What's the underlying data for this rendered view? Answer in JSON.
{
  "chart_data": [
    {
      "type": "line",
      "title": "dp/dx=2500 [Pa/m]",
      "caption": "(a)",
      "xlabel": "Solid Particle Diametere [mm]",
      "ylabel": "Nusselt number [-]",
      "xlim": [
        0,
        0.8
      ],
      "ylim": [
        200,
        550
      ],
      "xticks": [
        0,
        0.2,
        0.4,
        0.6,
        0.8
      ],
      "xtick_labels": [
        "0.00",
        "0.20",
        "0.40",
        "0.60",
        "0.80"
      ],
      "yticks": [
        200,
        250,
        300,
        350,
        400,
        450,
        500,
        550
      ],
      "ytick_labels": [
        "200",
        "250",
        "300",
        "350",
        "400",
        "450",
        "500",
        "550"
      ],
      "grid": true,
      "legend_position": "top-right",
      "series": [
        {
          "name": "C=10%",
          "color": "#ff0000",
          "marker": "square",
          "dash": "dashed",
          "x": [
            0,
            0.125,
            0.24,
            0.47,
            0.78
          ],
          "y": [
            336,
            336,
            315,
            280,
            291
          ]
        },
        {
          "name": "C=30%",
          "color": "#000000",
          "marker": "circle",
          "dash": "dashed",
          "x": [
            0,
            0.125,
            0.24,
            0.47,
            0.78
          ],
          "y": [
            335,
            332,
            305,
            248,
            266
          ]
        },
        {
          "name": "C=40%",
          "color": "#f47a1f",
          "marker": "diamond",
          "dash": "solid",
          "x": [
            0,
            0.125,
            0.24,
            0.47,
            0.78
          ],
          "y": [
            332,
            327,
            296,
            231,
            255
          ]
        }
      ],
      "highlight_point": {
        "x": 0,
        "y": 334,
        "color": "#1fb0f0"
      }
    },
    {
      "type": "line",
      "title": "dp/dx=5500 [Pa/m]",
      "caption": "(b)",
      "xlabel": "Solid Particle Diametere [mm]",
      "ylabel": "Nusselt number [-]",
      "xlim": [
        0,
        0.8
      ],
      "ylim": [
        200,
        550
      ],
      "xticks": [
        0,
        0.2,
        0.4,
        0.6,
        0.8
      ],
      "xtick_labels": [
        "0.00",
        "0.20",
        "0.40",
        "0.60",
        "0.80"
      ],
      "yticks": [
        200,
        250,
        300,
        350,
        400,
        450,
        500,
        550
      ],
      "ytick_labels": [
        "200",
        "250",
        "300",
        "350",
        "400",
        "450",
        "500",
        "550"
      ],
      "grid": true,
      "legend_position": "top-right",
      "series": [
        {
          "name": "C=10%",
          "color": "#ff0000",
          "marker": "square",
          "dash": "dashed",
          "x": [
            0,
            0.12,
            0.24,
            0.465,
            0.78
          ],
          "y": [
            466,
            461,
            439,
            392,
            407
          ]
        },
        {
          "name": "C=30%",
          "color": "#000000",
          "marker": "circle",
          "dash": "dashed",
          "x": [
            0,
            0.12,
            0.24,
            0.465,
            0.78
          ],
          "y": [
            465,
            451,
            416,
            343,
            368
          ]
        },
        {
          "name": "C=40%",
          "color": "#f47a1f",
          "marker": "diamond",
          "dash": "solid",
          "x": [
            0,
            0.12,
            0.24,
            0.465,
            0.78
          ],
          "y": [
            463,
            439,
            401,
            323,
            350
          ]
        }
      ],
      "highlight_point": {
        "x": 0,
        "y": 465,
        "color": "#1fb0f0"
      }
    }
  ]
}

> Exercise brief
Please output the complete data exactly.

> Solution to this exercise
What's the underlying data for this rendered view? Answer in JSON.
{
  "chart_data": [
    {
      "type": "line",
      "title": "dp/dx=2500 [Pa/m]",
      "caption": "(a)",
      "xlabel": "Solid Particle Diametere [mm]",
      "ylabel": "Nusselt number [-]",
      "xlim": [
        0,
        0.8
      ],
      "ylim": [
        200,
        550
      ],
      "xticks": [
        0,
        0.2,
        0.4,
        0.6,
        0.8
      ],
      "xtick_labels": [
        "0.00",
        "0.20",
        "0.40",
        "0.60",
        "0.80"
      ],
      "yticks": [
        200,
        250,
        300,
        350,
        400,
        450,
        500,
        550
      ],
      "ytick_labels": [
        "200",
        "250",
        "300",
        "350",
        "400",
        "450",
        "500",
        "550"
      ],
      "grid": true,
      "legend_position": "top-right",
      "series": [
        {
          "name": "C=10%",
          "color": "#ff0000",
          "marker": "square",
          "dash": "dashed",
          "x": [
            0,
            0.125,
            0.24,
            0.47,
            0.78
          ],
          "y": [
            336,
            336,
            315,
            280,
            291
          ]
        },
        {
          "name": "C=30%",
          "color": "#000000",
          "marker": "circle",
          "dash": "dashed",
          "x": [
            0,
            0.125,
            0.24,
            0.47,
            0.78
          ],
          "y": [
            335,
            332,
            305,
            248,
            266
          ]
        },
        {
          "name": "C=40%",
          "color": "#f47a1f",
          "marker": "diamond",
          "dash": "solid",
          "x": [
            0,
            0.125,
            0.24,
            0.47,
            0.78
          ],
          "y": [
            332,
            327,
            296,
            231,
            255
          ]
        }
      ],
      "highlight_point": {
        "x": 0,
        "y": 334,
        "color": "#1fb0f0"
      }
    },
    {
      "type": "line",
      "title": "dp/dx=5500 [Pa/m]",
      "caption": "(b)",
      "xlabel": "Solid Particle Diametere [mm]",
      "ylabel": "Nusselt number [-]",
      "xlim": [
        0,
        0.8
      ],
      "ylim": [
        200,
        550
      ],
      "xticks": [
        0,
        0.2,
        0.4,
        0.6,
        0.8
      ],
      "xtick_labels": [
        "0.00",
        "0.20",
        "0.40",
        "0.60",
        "0.80"
      ],
      "yticks": [
        200,
        250,
        300,
        350,
        400,
        450,
        500,
        550
      ],
      "ytick_labels": [
        "200",
        "250",
        "300",
        "350",
        "400",
        "450",
        "500",
        "550"
      ],
      "grid": true,
      "legend_position": "top-right",
      "series": [
        {
          "name": "C=10%",
          "color": "#ff0000",
          "marker": "square",
          "dash": "dashed",
          "x": [
            0,
            0.12,
            0.24,
            0.465,
            0.78
          ],
          "y": [
            466,
            461,
            439,
            392,
            407
          ]
        },
        {
          "name": "C=30%",
          "color": "#000000",
          "marker": "circle",
          "dash": "dashed",
          "x": [
            0,
            0.12,
            0.24,
            0.465,
            0.78
          ],
          "y": [
            465,
            451,
            416,
            343,
            368
          ]
        },
        {
          "name": "C=40%",
          "color": "#f47a1f",
          "marker": "diamond",
          "dash": "solid",
          "x": [
            0,
            0.12,
            0.24,
            0.465,
            0.78
          ],
          "y": [
            463,
            439,
            401,
            323,
            350
          ]
        }
      ],
      "highlight_point": {
        "x": 0,
        "y": 465,
        "color": "#1fb0f0"
      }
    }
  ]
}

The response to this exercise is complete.